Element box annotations

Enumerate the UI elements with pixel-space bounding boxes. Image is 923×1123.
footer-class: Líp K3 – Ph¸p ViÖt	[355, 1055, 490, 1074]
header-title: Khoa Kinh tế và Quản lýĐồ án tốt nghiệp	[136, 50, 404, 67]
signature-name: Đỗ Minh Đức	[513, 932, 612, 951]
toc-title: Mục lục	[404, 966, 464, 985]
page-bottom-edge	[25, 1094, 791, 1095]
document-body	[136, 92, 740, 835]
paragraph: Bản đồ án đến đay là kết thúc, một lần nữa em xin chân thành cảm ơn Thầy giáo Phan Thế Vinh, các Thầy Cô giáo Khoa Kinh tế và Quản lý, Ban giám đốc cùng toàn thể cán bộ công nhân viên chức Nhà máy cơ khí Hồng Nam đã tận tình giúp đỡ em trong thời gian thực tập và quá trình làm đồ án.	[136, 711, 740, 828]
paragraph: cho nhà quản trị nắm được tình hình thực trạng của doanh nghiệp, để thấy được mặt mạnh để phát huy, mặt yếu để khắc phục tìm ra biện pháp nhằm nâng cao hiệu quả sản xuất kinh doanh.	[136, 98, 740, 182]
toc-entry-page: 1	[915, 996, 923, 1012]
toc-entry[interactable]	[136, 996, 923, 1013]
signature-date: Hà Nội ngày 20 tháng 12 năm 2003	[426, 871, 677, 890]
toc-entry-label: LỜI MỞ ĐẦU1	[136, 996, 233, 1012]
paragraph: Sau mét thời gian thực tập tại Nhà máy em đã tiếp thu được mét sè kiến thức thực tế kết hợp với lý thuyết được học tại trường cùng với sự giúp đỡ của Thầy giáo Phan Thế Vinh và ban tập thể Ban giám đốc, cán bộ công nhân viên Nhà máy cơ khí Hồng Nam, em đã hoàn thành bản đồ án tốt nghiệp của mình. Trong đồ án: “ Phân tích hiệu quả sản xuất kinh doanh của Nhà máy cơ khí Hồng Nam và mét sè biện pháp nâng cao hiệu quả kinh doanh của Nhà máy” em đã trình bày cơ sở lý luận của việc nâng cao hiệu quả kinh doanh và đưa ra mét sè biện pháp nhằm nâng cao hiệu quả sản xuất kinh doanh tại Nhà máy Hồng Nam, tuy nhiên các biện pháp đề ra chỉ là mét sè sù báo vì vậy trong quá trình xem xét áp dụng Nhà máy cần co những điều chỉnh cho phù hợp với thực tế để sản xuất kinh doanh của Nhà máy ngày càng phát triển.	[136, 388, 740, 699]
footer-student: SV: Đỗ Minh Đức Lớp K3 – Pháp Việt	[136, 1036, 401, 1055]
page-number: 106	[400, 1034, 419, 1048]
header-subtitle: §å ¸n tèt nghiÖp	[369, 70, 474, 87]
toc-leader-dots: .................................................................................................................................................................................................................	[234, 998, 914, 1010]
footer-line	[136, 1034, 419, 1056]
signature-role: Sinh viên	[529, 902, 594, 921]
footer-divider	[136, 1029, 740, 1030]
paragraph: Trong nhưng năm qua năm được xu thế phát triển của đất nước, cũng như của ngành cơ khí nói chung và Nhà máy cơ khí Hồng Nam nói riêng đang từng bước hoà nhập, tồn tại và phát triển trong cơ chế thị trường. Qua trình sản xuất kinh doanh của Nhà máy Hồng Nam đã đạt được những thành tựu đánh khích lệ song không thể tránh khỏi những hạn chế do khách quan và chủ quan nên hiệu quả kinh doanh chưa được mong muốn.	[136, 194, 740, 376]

> _WRITTEN EXERCISE_
Convert the rows above into a Markdown table with two columns, "No." for the row number and "Text" for the line itself. Leave out any blank lines.

> _WORKED ANSWER_
| No. | Text |
|---|---|
| 1 | Enumerate the UI elements with pixel-space bounding boxes. Image is 923×1123. |
| 2 | footer-class: Líp K3 – Ph¸p ViÖt	[355, 1055, 490, 1074] |
| 3 | header-title: Khoa Kinh tế và Quản lýĐồ án tốt nghiệp	[136, 50, 404, 67] |
| 4 | signature-name: Đỗ Minh Đức	[513, 932, 612, 951] |
| 5 | toc-title: Mục lục	[404, 966, 464, 985] |
| 6 | page-bottom-edge	[25, 1094, 791, 1095] |
| 7 | document-body	[136, 92, 740, 835] |
| 8 | paragraph: Bản đồ án đến đay là kết thúc, một lần nữa em xin chân thành cảm ơn Thầy giáo Phan Thế Vinh, các Thầy Cô giáo Khoa Kinh tế và Quản lý, Ban giám đốc cùng toàn thể cán bộ công nhân viên chức Nhà máy cơ khí Hồng Nam đã tận tình giúp đỡ em trong thời gian thực tập và quá trình làm đồ án.	[136, 711, 740, 828] |
| 9 | paragraph: cho nhà quản trị nắm được tình hình thực trạng của doanh nghiệp, để thấy được mặt mạnh để phát huy, mặt yếu để khắc phục tìm ra biện pháp nhằm nâng cao hiệu quả sản xuất kinh doanh.	[136, 98, 740, 182] |
| 10 | toc-entry-page: 1	[915, 996, 923, 1012] |
| 11 | toc-entry[interactable]	[136, 996, 923, 1013] |
| 12 | signature-date: Hà Nội ngày 20 tháng 12 năm 2003	[426, 871, 677, 890] |
| 13 | toc-entry-label: LỜI MỞ ĐẦU1	[136, 996, 233, 1012] |
| 14 | paragraph: Sau mét thời gian thực tập tại Nhà máy em đã tiếp thu được mét sè kiến thức thực tế kết hợp với lý thuyết được học tại trường cùng với sự giúp đỡ của Thầy giáo Phan Thế Vinh và ban tập thể Ban giám đốc, cán bộ công nhân viên Nhà máy cơ khí Hồng Nam, em đã hoàn thành bản đồ án tốt nghiệp của mình. Trong đồ án: “ Phân tích hiệu quả sản xuất kinh doanh của Nhà máy cơ khí Hồng Nam và mét sè biện pháp nâng cao hiệu quả kinh doanh của Nhà máy” em đã trình bày cơ sở lý luận của việc nâng cao hiệu quả kinh doanh và đưa ra mét sè biện pháp nhằm nâng cao hiệu quả sản xuất kinh doanh tại Nhà máy Hồng Nam, tuy nhiên các biện pháp đề ra chỉ là mét sè sù báo vì vậy trong quá trình xem xét áp dụng Nhà máy cần co những điều chỉnh cho phù hợp với thực tế để sản xuất kinh doanh của Nhà máy ngày càng phát triển.	[136, 388, 740, 699] |
| 15 | footer-student: SV: Đỗ Minh Đức Lớp K3 – Pháp Việt	[136, 1036, 401, 1055] |
| 16 | page-number: 106	[400, 1034, 419, 1048] |
| 17 | header-subtitle: §å ¸n tèt nghiÖp	[369, 70, 474, 87] |
| 18 | toc-leader-dots: .................................................................................................................................................................................................................	[234, 998, 914, 1010] |
| 19 | footer-line	[136, 1034, 419, 1056] |
| 20 | signature-role: Sinh viên	[529, 902, 594, 921] |
| 21 | footer-divider	[136, 1029, 740, 1030] |
| 22 | paragraph: Trong nhưng năm qua năm được xu thế phát triển của đất nước, cũng như của ngành cơ khí nói chung và Nhà máy cơ khí Hồng Nam nói riêng đang từng bước hoà nhập, tồn tại và phát triển trong cơ chế thị trường. Qua trình sản xuất kinh doanh của Nhà máy Hồng Nam đã đạt được những thành tựu đánh khích lệ song không thể tránh khỏi những hạn chế do khách quan và chủ quan nên hiệu quả kinh doanh chưa được mong muốn.	[136, 194, 740, 376] |